- **SUPPLIED DATA**:
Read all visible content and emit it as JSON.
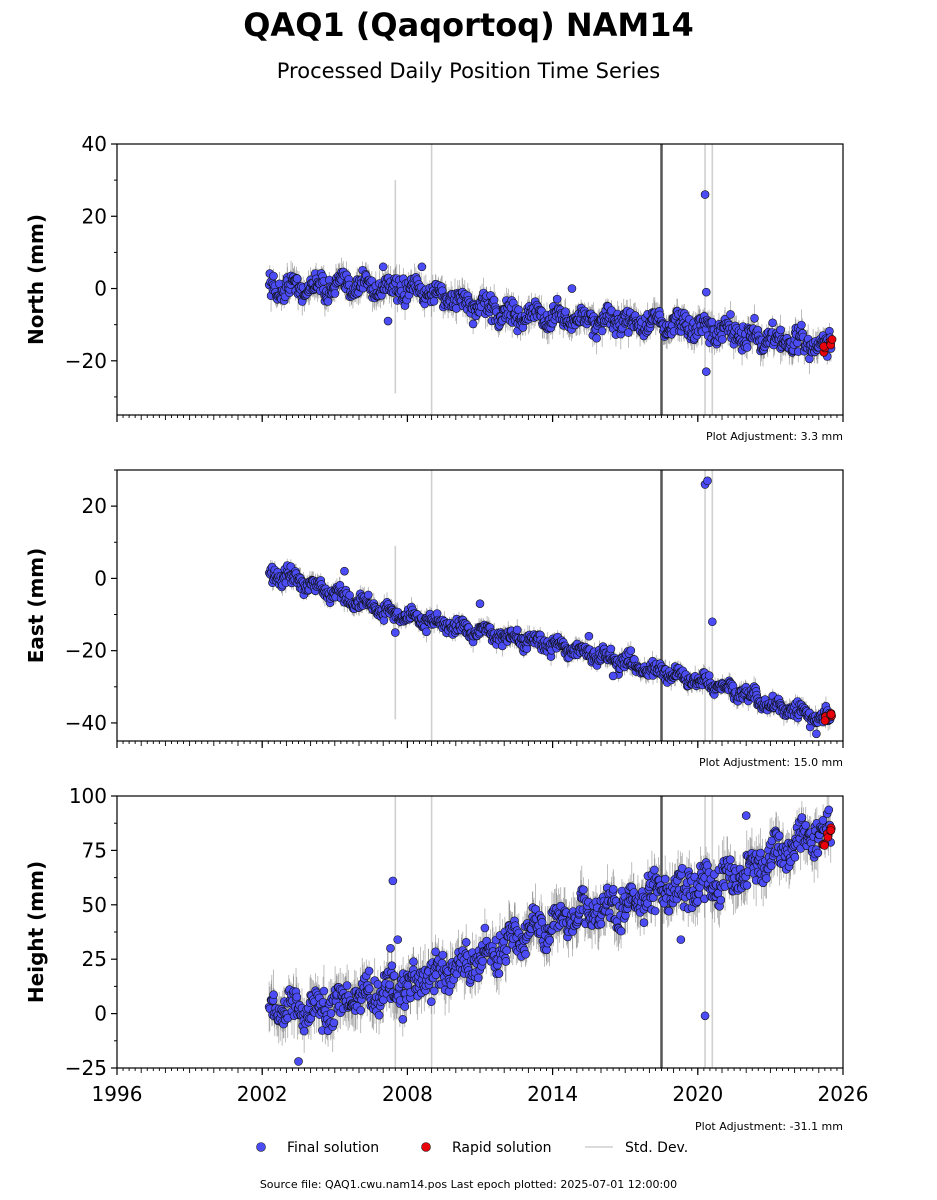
{
  "title": "QAQ1 (Qaqortoq) NAM14",
  "subtitle": "Processed Daily Position Time Series",
  "footer": "Source file: QAQ1.cwu.nam14.pos  Last epoch plotted: 2025-07-01 12:00:00",
  "legend": {
    "final": "Final solution",
    "rapid": "Rapid solution",
    "std": "Std. Dev."
  },
  "colors": {
    "final": "#4b4cf5",
    "rapid": "#e8000b",
    "std": "#bdbdbd",
    "edge": "#111111",
    "eventLine": "#555555"
  },
  "chart_data": [
    {
      "type": "scatter",
      "ylabel": "North (mm)",
      "xlim": [
        1996,
        2026
      ],
      "ylim": [
        -35,
        40
      ],
      "yticks": [
        -20,
        0,
        20,
        40
      ],
      "adjustment": "Plot Adjustment: 3.3 mm",
      "x_start": 2002.3,
      "x_end": 2025.5,
      "trend": [
        [
          2002.3,
          0
        ],
        [
          2006.0,
          1
        ],
        [
          2009.0,
          -1
        ],
        [
          2012.0,
          -7
        ],
        [
          2016.0,
          -9
        ],
        [
          2019.0,
          -10
        ],
        [
          2022.0,
          -13
        ],
        [
          2025.5,
          -16
        ]
      ],
      "scatter_amp": 3.0,
      "outliers": [
        [
          2007.0,
          6
        ],
        [
          2007.2,
          -9
        ],
        [
          2008.6,
          6
        ],
        [
          2014.8,
          0
        ],
        [
          2020.3,
          26
        ],
        [
          2020.35,
          -23
        ],
        [
          2020.35,
          -1
        ]
      ],
      "rapid": {
        "x": [
          2025.25,
          2025.5
        ],
        "y": [
          -17,
          -15
        ]
      },
      "std_spikes": [
        [
          2007.5,
          -29,
          30
        ],
        [
          2009.0,
          -35,
          40
        ],
        [
          2020.3,
          -35,
          40
        ],
        [
          2020.6,
          -35,
          40
        ]
      ],
      "event_x": 2018.5
    },
    {
      "type": "scatter",
      "ylabel": "East (mm)",
      "xlim": [
        1996,
        2026
      ],
      "ylim": [
        -45,
        30
      ],
      "yticks": [
        -40,
        -20,
        0,
        20
      ],
      "adjustment": "Plot Adjustment: 15.0 mm",
      "x_start": 2002.3,
      "x_end": 2025.5,
      "trend": [
        [
          2002.3,
          1
        ],
        [
          2003.3,
          0
        ],
        [
          2005.0,
          -4
        ],
        [
          2007.0,
          -9
        ],
        [
          2009.0,
          -12
        ],
        [
          2012.0,
          -16
        ],
        [
          2015.0,
          -20
        ],
        [
          2017.0,
          -23
        ],
        [
          2019.0,
          -27
        ],
        [
          2021.0,
          -30
        ],
        [
          2023.0,
          -35
        ],
        [
          2025.5,
          -39
        ]
      ],
      "scatter_amp": 2.0,
      "outliers": [
        [
          2005.4,
          2
        ],
        [
          2007.5,
          -15
        ],
        [
          2011.0,
          -7
        ],
        [
          2015.5,
          -16
        ],
        [
          2016.5,
          -27
        ],
        [
          2020.3,
          26
        ],
        [
          2020.4,
          27
        ],
        [
          2020.6,
          -12
        ],
        [
          2024.9,
          -43
        ]
      ],
      "rapid": {
        "x": [
          2025.25,
          2025.5
        ],
        "y": [
          -39,
          -38
        ]
      },
      "std_spikes": [
        [
          2007.5,
          -39,
          9
        ],
        [
          2009.0,
          -45,
          30
        ],
        [
          2020.3,
          -45,
          30
        ],
        [
          2020.6,
          -45,
          30
        ]
      ],
      "event_x": 2018.5
    },
    {
      "type": "scatter",
      "ylabel": "Height (mm)",
      "xlim": [
        1996,
        2026
      ],
      "ylim": [
        -25,
        100
      ],
      "yticks": [
        -25,
        0,
        25,
        50,
        75,
        100
      ],
      "xticks": [
        1996,
        2002,
        2008,
        2014,
        2020,
        2026
      ],
      "adjustment": "Plot Adjustment: -31.1 mm",
      "x_start": 2002.3,
      "x_end": 2025.5,
      "trend": [
        [
          2002.3,
          2
        ],
        [
          2004.5,
          3
        ],
        [
          2007.0,
          10
        ],
        [
          2009.0,
          16
        ],
        [
          2011.0,
          25
        ],
        [
          2013.0,
          38
        ],
        [
          2015.0,
          45
        ],
        [
          2017.0,
          50
        ],
        [
          2018.5,
          55
        ],
        [
          2020.0,
          58
        ],
        [
          2021.5,
          62
        ],
        [
          2023.0,
          72
        ],
        [
          2024.5,
          82
        ],
        [
          2025.5,
          82
        ]
      ],
      "scatter_amp": 8.0,
      "outliers": [
        [
          2007.4,
          61
        ],
        [
          2007.6,
          34
        ],
        [
          2007.3,
          30
        ],
        [
          2003.5,
          -22
        ],
        [
          2019.3,
          34
        ],
        [
          2020.3,
          -1
        ],
        [
          2022.0,
          91
        ]
      ],
      "rapid": {
        "x": [
          2025.2,
          2025.35,
          2025.5
        ],
        "y": [
          78,
          82,
          85
        ]
      },
      "std_spikes": [
        [
          2007.5,
          -25,
          100
        ],
        [
          2009.0,
          -25,
          100
        ],
        [
          2020.3,
          -25,
          100
        ],
        [
          2020.6,
          -25,
          100
        ]
      ],
      "event_x": 2018.5
    }
  ]
}
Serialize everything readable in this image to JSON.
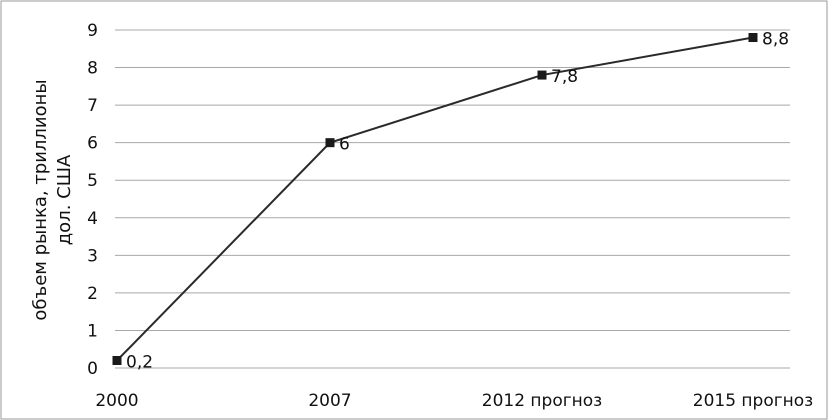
{
  "chart_data": {
    "type": "line",
    "categories": [
      "2000",
      "2007",
      "2012 прогноз",
      "2015 прогноз"
    ],
    "series": [
      {
        "values": [
          0.2,
          6,
          7.8,
          8.8
        ]
      }
    ],
    "data_labels": [
      "0,2",
      "6",
      "7,8",
      "8,8"
    ],
    "ylabel_lines": [
      "объем рынка, триллионы",
      "дол. США"
    ],
    "ylim": [
      0,
      9
    ],
    "yticks": [
      "0",
      "1",
      "2",
      "3",
      "4",
      "5",
      "6",
      "7",
      "8",
      "9"
    ],
    "grid": true,
    "legend": "none",
    "colors": {
      "line": "#2a2a2a",
      "marker": "#1a1a1a",
      "grid": "#a8a8a8",
      "frame": "#9a9a9a"
    }
  }
}
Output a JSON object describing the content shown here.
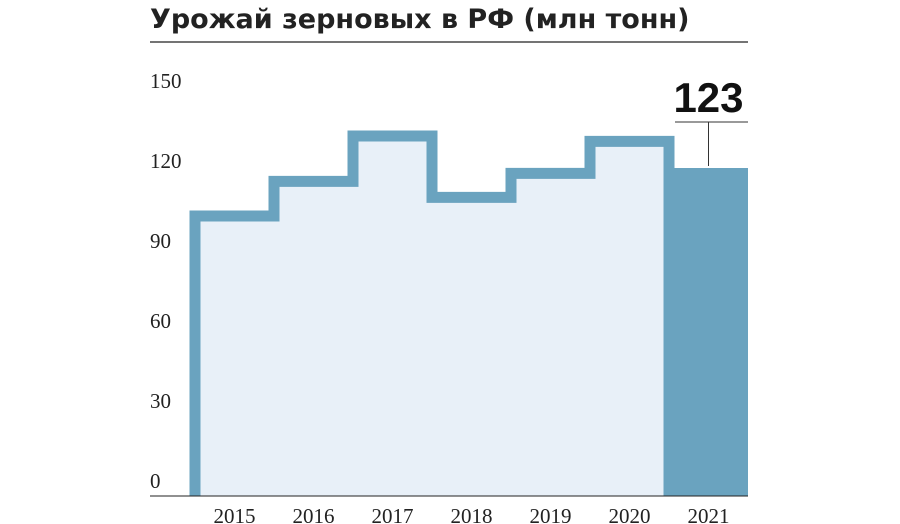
{
  "chart_data": {
    "type": "step",
    "title": "Урожай зерновых в РФ (млн тонн)",
    "categories": [
      "2015",
      "2016",
      "2017",
      "2018",
      "2019",
      "2020",
      "2021"
    ],
    "values": [
      105,
      118,
      135,
      112,
      121,
      133,
      123
    ],
    "color": "#6aa3bf",
    "fill_color": "#e8f0f8",
    "highlight_index": 6,
    "ylim": [
      0,
      150
    ],
    "yticks": [
      0,
      30,
      60,
      90,
      120,
      150
    ]
  }
}
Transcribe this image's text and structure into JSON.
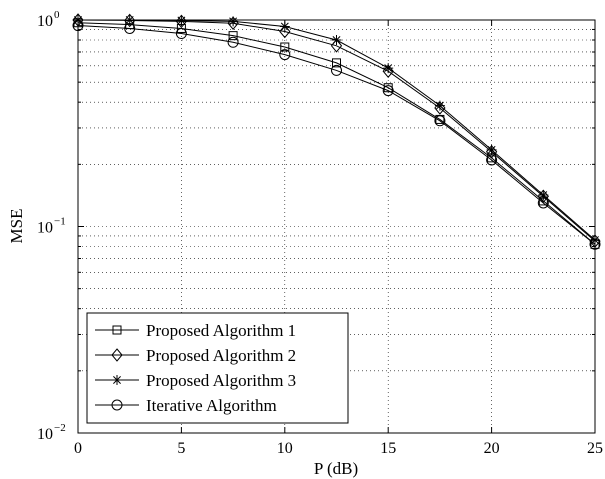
{
  "chart_data": {
    "type": "line",
    "xlabel": "P (dB)",
    "ylabel": "MSE",
    "xlim": [
      0,
      25
    ],
    "ylim": [
      0.01,
      1
    ],
    "yscale": "log",
    "grid": true,
    "legend_position": "bottom-left",
    "x_ticks": [
      "0",
      "5",
      "10",
      "15",
      "20",
      "25"
    ],
    "y_ticks": [
      {
        "value": 0.01,
        "base": "10",
        "exp": "−2"
      },
      {
        "value": 0.1,
        "base": "10",
        "exp": "−1"
      },
      {
        "value": 1,
        "base": "10",
        "exp": "0"
      }
    ],
    "x": [
      0,
      2.5,
      5,
      7.5,
      10,
      12.5,
      15,
      17.5,
      20,
      22.5,
      25
    ],
    "series": [
      {
        "name": "Proposed Algorithm 1",
        "marker": "square",
        "values": [
          0.97,
          0.95,
          0.91,
          0.84,
          0.74,
          0.62,
          0.47,
          0.33,
          0.215,
          0.133,
          0.082
        ]
      },
      {
        "name": "Proposed Algorithm 2",
        "marker": "diamond",
        "values": [
          1.0,
          0.995,
          0.985,
          0.965,
          0.88,
          0.75,
          0.565,
          0.375,
          0.23,
          0.14,
          0.085
        ]
      },
      {
        "name": "Proposed Algorithm 3",
        "marker": "star",
        "values": [
          1.0,
          1.0,
          0.995,
          0.985,
          0.93,
          0.8,
          0.585,
          0.385,
          0.235,
          0.142,
          0.086
        ]
      },
      {
        "name": "Iterative Algorithm",
        "marker": "circle",
        "values": [
          0.94,
          0.91,
          0.86,
          0.78,
          0.68,
          0.57,
          0.455,
          0.325,
          0.21,
          0.13,
          0.082
        ]
      }
    ]
  }
}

- **GIVEN PROBLEM**:
Lines holding the word "name" in the entries above are the ones to pull out. Copy them all.

- **OUTPUT FOR THIS TASK**:
        "name": "Proposed Algorithm 1",
        "name": "Proposed Algorithm 2",
        "name": "Proposed Algorithm 3",
        "name": "Iterative Algorithm",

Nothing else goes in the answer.